Gather every line holding the string "JSON".

### Entries with figure data
===
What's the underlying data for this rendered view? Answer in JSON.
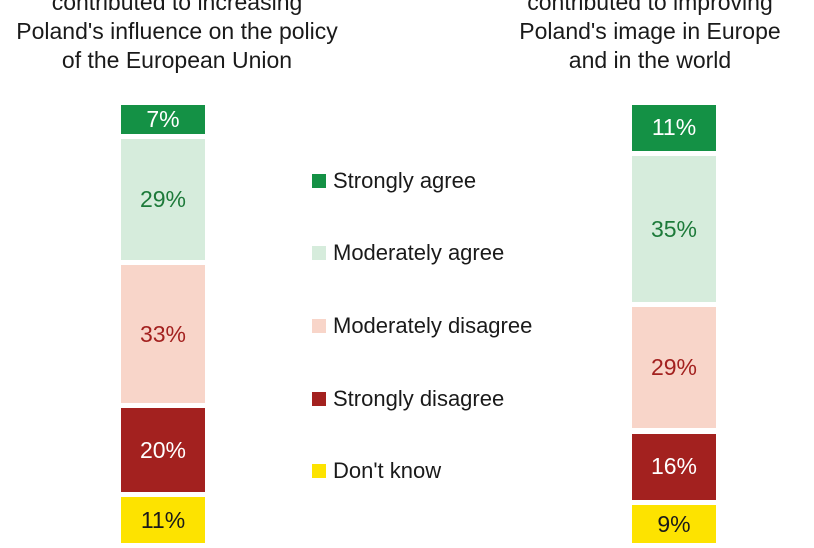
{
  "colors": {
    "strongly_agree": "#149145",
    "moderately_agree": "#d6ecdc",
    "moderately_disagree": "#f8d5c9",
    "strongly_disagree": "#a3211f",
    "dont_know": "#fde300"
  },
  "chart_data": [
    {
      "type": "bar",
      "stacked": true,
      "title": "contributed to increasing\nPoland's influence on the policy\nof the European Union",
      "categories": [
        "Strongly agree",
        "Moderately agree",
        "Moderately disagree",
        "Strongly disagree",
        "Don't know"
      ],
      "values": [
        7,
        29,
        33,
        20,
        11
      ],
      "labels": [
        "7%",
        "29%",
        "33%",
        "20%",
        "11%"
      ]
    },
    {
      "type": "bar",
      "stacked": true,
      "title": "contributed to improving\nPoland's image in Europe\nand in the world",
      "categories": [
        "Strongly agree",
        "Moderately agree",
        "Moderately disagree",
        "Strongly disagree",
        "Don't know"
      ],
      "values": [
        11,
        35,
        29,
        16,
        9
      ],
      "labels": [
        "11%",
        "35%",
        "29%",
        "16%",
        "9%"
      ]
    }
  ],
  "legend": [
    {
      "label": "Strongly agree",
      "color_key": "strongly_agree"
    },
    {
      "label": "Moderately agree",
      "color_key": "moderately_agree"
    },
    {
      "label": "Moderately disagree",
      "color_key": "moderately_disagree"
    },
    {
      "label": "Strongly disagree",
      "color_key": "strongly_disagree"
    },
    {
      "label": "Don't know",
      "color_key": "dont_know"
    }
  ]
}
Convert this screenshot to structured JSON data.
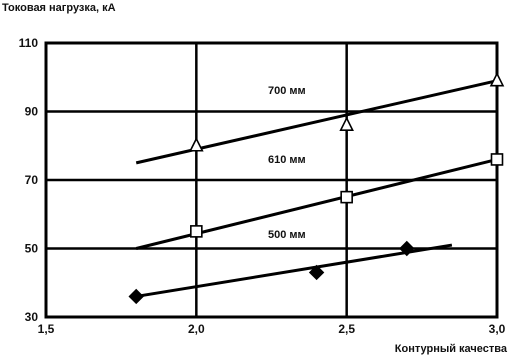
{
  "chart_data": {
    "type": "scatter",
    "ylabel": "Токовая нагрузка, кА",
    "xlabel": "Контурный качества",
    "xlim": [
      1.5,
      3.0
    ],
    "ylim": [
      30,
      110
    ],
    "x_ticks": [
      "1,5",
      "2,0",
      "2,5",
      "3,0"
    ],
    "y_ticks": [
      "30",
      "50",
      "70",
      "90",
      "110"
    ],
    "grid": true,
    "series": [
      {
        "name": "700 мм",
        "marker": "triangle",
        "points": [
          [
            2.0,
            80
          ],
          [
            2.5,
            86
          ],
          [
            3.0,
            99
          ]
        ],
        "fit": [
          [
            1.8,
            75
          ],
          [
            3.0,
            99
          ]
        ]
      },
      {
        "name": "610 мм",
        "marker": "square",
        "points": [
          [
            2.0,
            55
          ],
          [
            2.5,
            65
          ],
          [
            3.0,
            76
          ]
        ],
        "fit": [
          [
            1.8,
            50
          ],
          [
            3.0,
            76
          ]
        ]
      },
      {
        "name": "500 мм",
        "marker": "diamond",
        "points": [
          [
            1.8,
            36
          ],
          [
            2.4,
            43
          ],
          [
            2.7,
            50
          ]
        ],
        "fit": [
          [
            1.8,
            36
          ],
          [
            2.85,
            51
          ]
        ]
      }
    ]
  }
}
===
### The response
What's the underlying data for this rendered view? Answer in JSON.
Convert this screenshot to structured JSON data.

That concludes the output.